Work to be completed: Give back the full listing verbatim, apart from its images.

The records:
+-------+

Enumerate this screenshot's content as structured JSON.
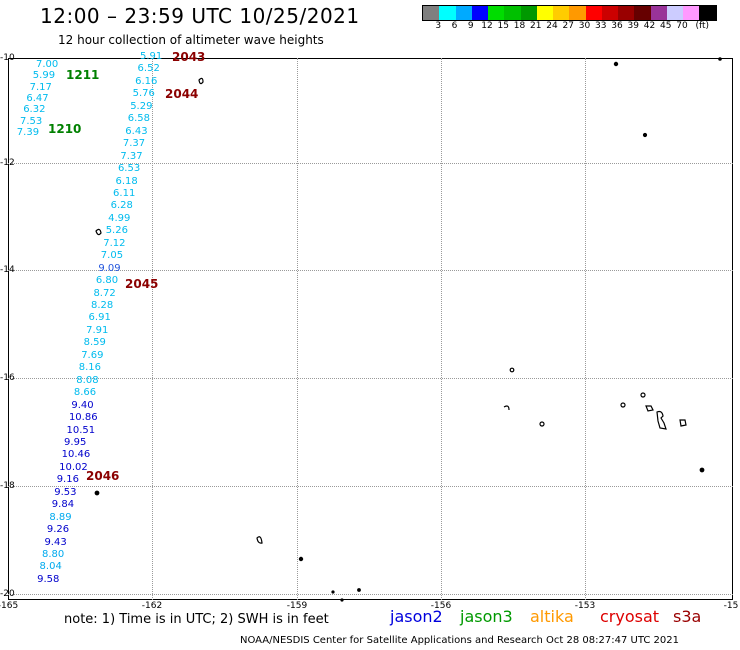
{
  "header": {
    "title": "12:00 – 23:59 UTC 10/25/2021",
    "subtitle": "12 hour collection of altimeter wave heights"
  },
  "colorbar": {
    "colors": [
      "#7f7f7f",
      "#00ffff",
      "#00aaff",
      "#0000ff",
      "#00dd00",
      "#00c000",
      "#009900",
      "#ffff00",
      "#ffcc00",
      "#ff9900",
      "#ff0000",
      "#cc0000",
      "#990000",
      "#660000",
      "#993399",
      "#ccccff",
      "#ff99ff",
      "#000000"
    ],
    "labels": [
      "3",
      "6",
      "9",
      "12",
      "15",
      "18",
      "21",
      "24",
      "27",
      "30",
      "33",
      "36",
      "39",
      "42",
      "45",
      "70",
      "(ft)"
    ]
  },
  "axes": {
    "lat_labels": [
      "-10",
      "-12",
      "-14",
      "-16",
      "-18",
      "-20"
    ],
    "lon_labels": [
      "-165",
      "-162",
      "-159",
      "-156",
      "-153",
      "-15"
    ]
  },
  "orbits": [
    {
      "id": "2043",
      "label": "2043",
      "color": "#8b0000"
    },
    {
      "id": "2044",
      "label": "2044",
      "color": "#8b0000"
    },
    {
      "id": "2045",
      "label": "2045",
      "color": "#8b0000"
    },
    {
      "id": "2046",
      "label": "2046",
      "color": "#8b0000"
    },
    {
      "id": "1211",
      "label": "1211",
      "color": "#008000"
    },
    {
      "id": "1210",
      "label": "1210",
      "color": "#008000"
    }
  ],
  "tracks": {
    "track_1211": [
      {
        "v": "7.00",
        "c": "#00bbee"
      },
      {
        "v": "5.99",
        "c": "#00bbee"
      },
      {
        "v": "7.17",
        "c": "#00bbee"
      },
      {
        "v": "6.47",
        "c": "#00bbee"
      },
      {
        "v": "6.32",
        "c": "#00bbee"
      },
      {
        "v": "7.53",
        "c": "#00bbee"
      },
      {
        "v": "7.39",
        "c": "#00bbee"
      }
    ],
    "track_2043": [
      {
        "v": "5.91",
        "c": "#00bbee"
      },
      {
        "v": "6.52",
        "c": "#00bbee"
      },
      {
        "v": "6.16",
        "c": "#00bbee"
      },
      {
        "v": "5.76",
        "c": "#00bbee"
      },
      {
        "v": "5.29",
        "c": "#00bbee"
      },
      {
        "v": "6.58",
        "c": "#00bbee"
      },
      {
        "v": "6.43",
        "c": "#00bbee"
      },
      {
        "v": "7.37",
        "c": "#00bbee"
      },
      {
        "v": "7.37",
        "c": "#00bbee"
      },
      {
        "v": "6.53",
        "c": "#00bbee"
      },
      {
        "v": "6.18",
        "c": "#00bbee"
      },
      {
        "v": "6.11",
        "c": "#00bbee"
      },
      {
        "v": "6.28",
        "c": "#00bbee"
      },
      {
        "v": "4.99",
        "c": "#00bbee"
      },
      {
        "v": "5.26",
        "c": "#00bbee"
      },
      {
        "v": "7.12",
        "c": "#00bbee"
      },
      {
        "v": "7.05",
        "c": "#00bbee"
      },
      {
        "v": "9.09",
        "c": "#2255dd"
      },
      {
        "v": "6.80",
        "c": "#00bbee"
      },
      {
        "v": "8.72",
        "c": "#00bbee"
      },
      {
        "v": "8.28",
        "c": "#00bbee"
      },
      {
        "v": "6.91",
        "c": "#00bbee"
      },
      {
        "v": "7.91",
        "c": "#00bbee"
      },
      {
        "v": "8.59",
        "c": "#00bbee"
      },
      {
        "v": "7.69",
        "c": "#00bbee"
      },
      {
        "v": "8.16",
        "c": "#00bbee"
      },
      {
        "v": "8.08",
        "c": "#00bbee"
      },
      {
        "v": "8.66",
        "c": "#00bbee"
      },
      {
        "v": "9.40",
        "c": "#0000cc"
      },
      {
        "v": "10.86",
        "c": "#0000cc"
      },
      {
        "v": "10.51",
        "c": "#0000cc"
      },
      {
        "v": "9.95",
        "c": "#0000cc"
      },
      {
        "v": "10.46",
        "c": "#0000cc"
      },
      {
        "v": "10.02",
        "c": "#0000cc"
      },
      {
        "v": "9.16",
        "c": "#0000cc"
      },
      {
        "v": "9.53",
        "c": "#0000cc"
      },
      {
        "v": "9.84",
        "c": "#0000cc"
      },
      {
        "v": "8.89",
        "c": "#00aaee"
      },
      {
        "v": "9.26",
        "c": "#0000cc"
      },
      {
        "v": "9.43",
        "c": "#0000cc"
      },
      {
        "v": "8.80",
        "c": "#00aaee"
      },
      {
        "v": "8.04",
        "c": "#00aaee"
      },
      {
        "v": "9.58",
        "c": "#0000cc"
      }
    ]
  },
  "legend": [
    {
      "label": "jason2",
      "color": "#0000dd"
    },
    {
      "label": "jason3",
      "color": "#009900"
    },
    {
      "label": "altika",
      "color": "#ff9900"
    },
    {
      "label": "cryosat",
      "color": "#dd0000"
    },
    {
      "label": "s3a",
      "color": "#990000"
    }
  ],
  "note": "note:  1) Time is in UTC;  2) SWH is in feet",
  "footer": "NOAA/NESDIS Center for Satellite Applications and Research     Oct 28 08:27:47 UTC 2021"
}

+-------+

Finished answer:
Enumerate this screenshot's content as structured JSON.
{
  "header": {
    "title": "12:00 – 23:59 UTC 10/25/2021",
    "subtitle": "12 hour collection of altimeter wave heights"
  },
  "colorbar": {
    "colors": [
      "#7f7f7f",
      "#00ffff",
      "#00aaff",
      "#0000ff",
      "#00dd00",
      "#00c000",
      "#009900",
      "#ffff00",
      "#ffcc00",
      "#ff9900",
      "#ff0000",
      "#cc0000",
      "#990000",
      "#660000",
      "#993399",
      "#ccccff",
      "#ff99ff",
      "#000000"
    ],
    "labels": [
      "3",
      "6",
      "9",
      "12",
      "15",
      "18",
      "21",
      "24",
      "27",
      "30",
      "33",
      "36",
      "39",
      "42",
      "45",
      "70",
      "(ft)"
    ]
  },
  "axes": {
    "lat_labels": [
      "-10",
      "-12",
      "-14",
      "-16",
      "-18",
      "-20"
    ],
    "lon_labels": [
      "-165",
      "-162",
      "-159",
      "-156",
      "-153",
      "-15"
    ]
  },
  "orbits": [
    {
      "id": "2043",
      "label": "2043",
      "color": "#8b0000"
    },
    {
      "id": "2044",
      "label": "2044",
      "color": "#8b0000"
    },
    {
      "id": "2045",
      "label": "2045",
      "color": "#8b0000"
    },
    {
      "id": "2046",
      "label": "2046",
      "color": "#8b0000"
    },
    {
      "id": "1211",
      "label": "1211",
      "color": "#008000"
    },
    {
      "id": "1210",
      "label": "1210",
      "color": "#008000"
    }
  ],
  "tracks": {
    "track_1211": [
      {
        "v": "7.00",
        "c": "#00bbee"
      },
      {
        "v": "5.99",
        "c": "#00bbee"
      },
      {
        "v": "7.17",
        "c": "#00bbee"
      },
      {
        "v": "6.47",
        "c": "#00bbee"
      },
      {
        "v": "6.32",
        "c": "#00bbee"
      },
      {
        "v": "7.53",
        "c": "#00bbee"
      },
      {
        "v": "7.39",
        "c": "#00bbee"
      }
    ],
    "track_2043": [
      {
        "v": "5.91",
        "c": "#00bbee"
      },
      {
        "v": "6.52",
        "c": "#00bbee"
      },
      {
        "v": "6.16",
        "c": "#00bbee"
      },
      {
        "v": "5.76",
        "c": "#00bbee"
      },
      {
        "v": "5.29",
        "c": "#00bbee"
      },
      {
        "v": "6.58",
        "c": "#00bbee"
      },
      {
        "v": "6.43",
        "c": "#00bbee"
      },
      {
        "v": "7.37",
        "c": "#00bbee"
      },
      {
        "v": "7.37",
        "c": "#00bbee"
      },
      {
        "v": "6.53",
        "c": "#00bbee"
      },
      {
        "v": "6.18",
        "c": "#00bbee"
      },
      {
        "v": "6.11",
        "c": "#00bbee"
      },
      {
        "v": "6.28",
        "c": "#00bbee"
      },
      {
        "v": "4.99",
        "c": "#00bbee"
      },
      {
        "v": "5.26",
        "c": "#00bbee"
      },
      {
        "v": "7.12",
        "c": "#00bbee"
      },
      {
        "v": "7.05",
        "c": "#00bbee"
      },
      {
        "v": "9.09",
        "c": "#2255dd"
      },
      {
        "v": "6.80",
        "c": "#00bbee"
      },
      {
        "v": "8.72",
        "c": "#00bbee"
      },
      {
        "v": "8.28",
        "c": "#00bbee"
      },
      {
        "v": "6.91",
        "c": "#00bbee"
      },
      {
        "v": "7.91",
        "c": "#00bbee"
      },
      {
        "v": "8.59",
        "c": "#00bbee"
      },
      {
        "v": "7.69",
        "c": "#00bbee"
      },
      {
        "v": "8.16",
        "c": "#00bbee"
      },
      {
        "v": "8.08",
        "c": "#00bbee"
      },
      {
        "v": "8.66",
        "c": "#00bbee"
      },
      {
        "v": "9.40",
        "c": "#0000cc"
      },
      {
        "v": "10.86",
        "c": "#0000cc"
      },
      {
        "v": "10.51",
        "c": "#0000cc"
      },
      {
        "v": "9.95",
        "c": "#0000cc"
      },
      {
        "v": "10.46",
        "c": "#0000cc"
      },
      {
        "v": "10.02",
        "c": "#0000cc"
      },
      {
        "v": "9.16",
        "c": "#0000cc"
      },
      {
        "v": "9.53",
        "c": "#0000cc"
      },
      {
        "v": "9.84",
        "c": "#0000cc"
      },
      {
        "v": "8.89",
        "c": "#00aaee"
      },
      {
        "v": "9.26",
        "c": "#0000cc"
      },
      {
        "v": "9.43",
        "c": "#0000cc"
      },
      {
        "v": "8.80",
        "c": "#00aaee"
      },
      {
        "v": "8.04",
        "c": "#00aaee"
      },
      {
        "v": "9.58",
        "c": "#0000cc"
      }
    ]
  },
  "legend": [
    {
      "label": "jason2",
      "color": "#0000dd"
    },
    {
      "label": "jason3",
      "color": "#009900"
    },
    {
      "label": "altika",
      "color": "#ff9900"
    },
    {
      "label": "cryosat",
      "color": "#dd0000"
    },
    {
      "label": "s3a",
      "color": "#990000"
    }
  ],
  "note": "note:  1) Time is in UTC;  2) SWH is in feet",
  "footer": "NOAA/NESDIS Center for Satellite Applications and Research     Oct 28 08:27:47 UTC 2021"
}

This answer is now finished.